[Collected data entries]

──────────────────────────────

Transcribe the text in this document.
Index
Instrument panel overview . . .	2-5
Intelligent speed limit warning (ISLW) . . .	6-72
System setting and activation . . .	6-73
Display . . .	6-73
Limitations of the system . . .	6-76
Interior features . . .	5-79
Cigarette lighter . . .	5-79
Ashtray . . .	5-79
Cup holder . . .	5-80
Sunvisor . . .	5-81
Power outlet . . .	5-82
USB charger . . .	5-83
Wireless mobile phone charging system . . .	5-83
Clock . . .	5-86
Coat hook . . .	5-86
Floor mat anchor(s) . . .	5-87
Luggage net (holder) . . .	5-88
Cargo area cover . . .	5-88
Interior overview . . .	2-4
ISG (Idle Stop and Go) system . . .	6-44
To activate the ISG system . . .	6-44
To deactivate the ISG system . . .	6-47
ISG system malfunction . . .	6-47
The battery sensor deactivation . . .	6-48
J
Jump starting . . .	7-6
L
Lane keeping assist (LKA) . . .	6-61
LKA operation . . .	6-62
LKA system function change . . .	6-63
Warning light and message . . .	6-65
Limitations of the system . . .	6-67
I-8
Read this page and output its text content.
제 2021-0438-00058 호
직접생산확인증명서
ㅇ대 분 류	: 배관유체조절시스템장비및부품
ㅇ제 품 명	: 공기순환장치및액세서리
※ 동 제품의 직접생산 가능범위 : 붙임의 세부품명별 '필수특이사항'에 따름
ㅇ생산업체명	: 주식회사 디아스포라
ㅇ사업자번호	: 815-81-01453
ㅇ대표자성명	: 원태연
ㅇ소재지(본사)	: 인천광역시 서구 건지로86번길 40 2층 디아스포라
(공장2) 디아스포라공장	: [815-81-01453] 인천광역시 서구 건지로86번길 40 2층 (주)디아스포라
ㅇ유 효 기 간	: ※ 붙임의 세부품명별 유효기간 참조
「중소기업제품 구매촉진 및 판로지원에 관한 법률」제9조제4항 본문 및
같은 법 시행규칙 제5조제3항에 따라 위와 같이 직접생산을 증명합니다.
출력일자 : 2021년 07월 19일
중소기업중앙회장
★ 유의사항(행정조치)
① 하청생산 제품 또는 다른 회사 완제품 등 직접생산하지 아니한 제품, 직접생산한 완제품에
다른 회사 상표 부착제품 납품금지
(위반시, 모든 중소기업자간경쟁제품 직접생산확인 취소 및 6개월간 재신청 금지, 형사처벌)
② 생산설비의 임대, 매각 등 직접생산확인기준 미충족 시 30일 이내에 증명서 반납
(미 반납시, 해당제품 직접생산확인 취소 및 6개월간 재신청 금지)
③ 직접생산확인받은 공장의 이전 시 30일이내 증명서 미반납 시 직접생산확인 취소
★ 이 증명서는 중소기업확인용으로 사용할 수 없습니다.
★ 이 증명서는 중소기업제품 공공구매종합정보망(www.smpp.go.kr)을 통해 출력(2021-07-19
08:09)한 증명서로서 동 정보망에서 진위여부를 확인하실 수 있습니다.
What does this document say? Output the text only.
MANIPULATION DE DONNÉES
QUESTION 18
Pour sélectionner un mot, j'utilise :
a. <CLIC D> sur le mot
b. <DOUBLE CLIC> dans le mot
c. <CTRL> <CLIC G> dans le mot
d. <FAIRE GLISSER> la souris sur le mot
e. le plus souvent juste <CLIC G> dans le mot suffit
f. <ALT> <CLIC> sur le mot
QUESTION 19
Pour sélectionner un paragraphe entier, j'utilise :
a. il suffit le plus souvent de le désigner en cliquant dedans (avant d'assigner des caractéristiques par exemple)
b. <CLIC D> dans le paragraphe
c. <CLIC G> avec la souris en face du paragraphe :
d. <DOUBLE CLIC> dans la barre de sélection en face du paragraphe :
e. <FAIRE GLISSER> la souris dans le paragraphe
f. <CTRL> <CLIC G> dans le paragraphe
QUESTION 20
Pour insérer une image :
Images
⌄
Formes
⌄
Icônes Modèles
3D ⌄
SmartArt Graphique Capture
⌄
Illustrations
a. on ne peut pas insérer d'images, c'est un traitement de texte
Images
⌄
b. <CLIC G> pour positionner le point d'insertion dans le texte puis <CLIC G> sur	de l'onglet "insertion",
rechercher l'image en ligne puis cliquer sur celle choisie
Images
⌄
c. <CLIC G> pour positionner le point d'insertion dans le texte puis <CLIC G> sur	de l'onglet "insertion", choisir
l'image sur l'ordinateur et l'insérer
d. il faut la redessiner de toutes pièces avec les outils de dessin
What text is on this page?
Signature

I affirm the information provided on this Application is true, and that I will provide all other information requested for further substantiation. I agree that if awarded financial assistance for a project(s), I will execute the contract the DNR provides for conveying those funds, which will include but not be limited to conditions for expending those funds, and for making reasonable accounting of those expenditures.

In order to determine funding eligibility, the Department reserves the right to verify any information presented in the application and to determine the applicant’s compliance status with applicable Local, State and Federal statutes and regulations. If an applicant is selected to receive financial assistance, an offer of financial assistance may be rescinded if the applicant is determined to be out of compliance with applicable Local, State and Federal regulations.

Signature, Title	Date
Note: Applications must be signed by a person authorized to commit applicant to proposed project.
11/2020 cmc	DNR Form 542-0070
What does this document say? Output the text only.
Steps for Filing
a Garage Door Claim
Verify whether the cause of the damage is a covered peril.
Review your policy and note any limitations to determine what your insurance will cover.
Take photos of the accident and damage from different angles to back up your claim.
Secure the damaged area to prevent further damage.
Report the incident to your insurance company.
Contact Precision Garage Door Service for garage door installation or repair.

──────────────────────────────

§ Written exercise
Identify how many lines in the entries above contain the word "area" and provide only that figure.

§ Response for this exercise
2